Task to complete » Repeat the material below word for word and leave out all pictures.

--- Start of Extracted material ---

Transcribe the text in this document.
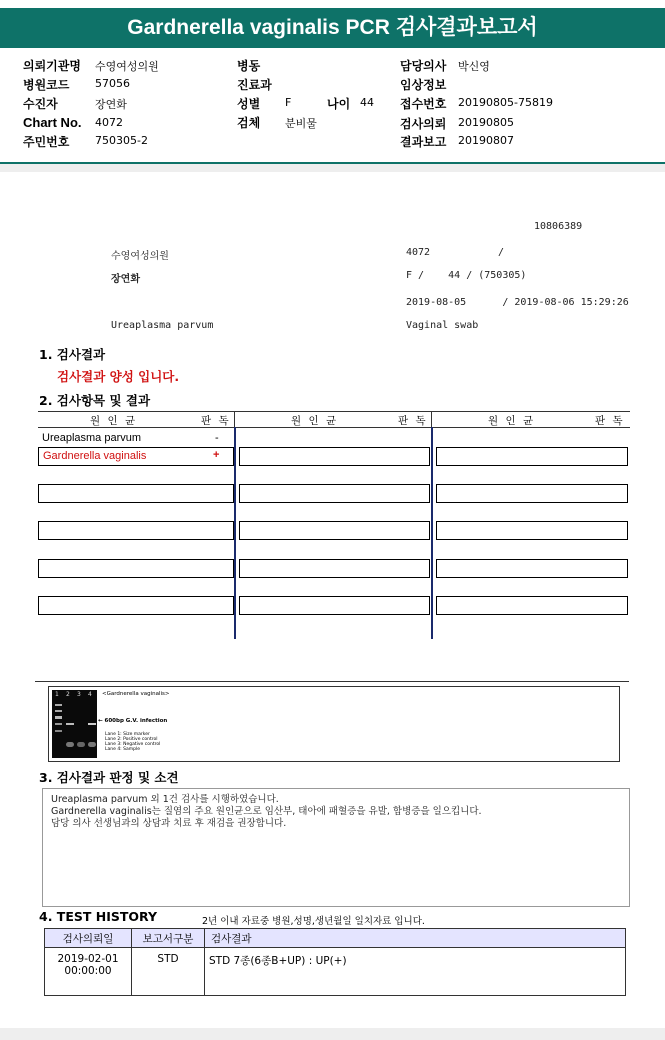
Gardnerella vaginalis PCR 검사결과보고서
의뢰기관명 수영여성의원
병원코드 57056
수진자	장연화
Chart No. 4072
주민번호 750305-2
병동
진료과
성별 F	나이 44
검체 분비물
담당의사 박신영
임상정보
접수번호 20190805-75819
검사의뢰 20190805
결과보고 20190807
10806389
수영여성의원	4072	/
장연화	F /    44 / (750305)
2019-08-05      / 2019-08-06 15:29:26
Ureaplasma parvum	Vaginal swab
1. 검사결과
검사결과 양성 입니다.
2. 검사항목 및 결과
원 인 균	판 독	원 인 균	판 독	원 인 균	판 독
Ureaplasma parvum	-
Gardnerella vaginalis	+
1 2 3 4 <Gardnerella vaginalis>
← 600bp G.V. infection
Lane 1: Size marker
Lane 2: Positive control
Lane 3: Negative control
Lane 4: Sample
3. 검사결과 판정 및 소견
Ureaplasma parvum 외 1건 검사를 시행하였습니다.
Gardnerella vaginalis는 질염의 주요 원인균으로 임산부, 태아에 패혈증을 유발, 합병증을 일으킵니다.
담당 의사 선생님과의 상담과 치료 후 재검을 권장합니다.
4. TEST HISTORY	2년 이내 자료중 병원,성명,생년월일 일치자료 입니다.
검사의뢰일	보고서구분	검사결과

2019-02-01
00:00:00	STD	STD 7종(6종B+UP) : UP(+)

--- End of Extracted material ---

Result below »
Transcribe the text in this document.
Gardnerella vaginalis PCR 검사결과보고서
의뢰기관명 수영여성의원
병원코드 57056
수진자	장연화
Chart No. 4072
주민번호 750305-2
병동
진료과
성별 F	나이 44
검체 분비물
담당의사 박신영
임상정보
접수번호 20190805-75819
검사의뢰 20190805
결과보고 20190807
10806389
수영여성의원	4072	/
장연화	F /    44 / (750305)
2019-08-05      / 2019-08-06 15:29:26
Ureaplasma parvum	Vaginal swab
1. 검사결과
검사결과 양성 입니다.
2. 검사항목 및 결과
원 인 균	판 독	원 인 균	판 독	원 인 균	판 독
Ureaplasma parvum	-
Gardnerella vaginalis	+
1 2 3 4 <Gardnerella vaginalis>
← 600bp G.V. infection
Lane 1: Size marker
Lane 2: Positive control
Lane 3: Negative control
Lane 4: Sample
3. 검사결과 판정 및 소견
Ureaplasma parvum 외 1건 검사를 시행하였습니다.
Gardnerella vaginalis는 질염의 주요 원인균으로 임산부, 태아에 패혈증을 유발, 합병증을 일으킵니다.
담당 의사 선생님과의 상담과 치료 후 재검을 권장합니다.
4. TEST HISTORY	2년 이내 자료중 병원,성명,생년월일 일치자료 입니다.
검사의뢰일	보고서구분	검사결과

2019-02-01
00:00:00	STD	STD 7종(6종B+UP) : UP(+)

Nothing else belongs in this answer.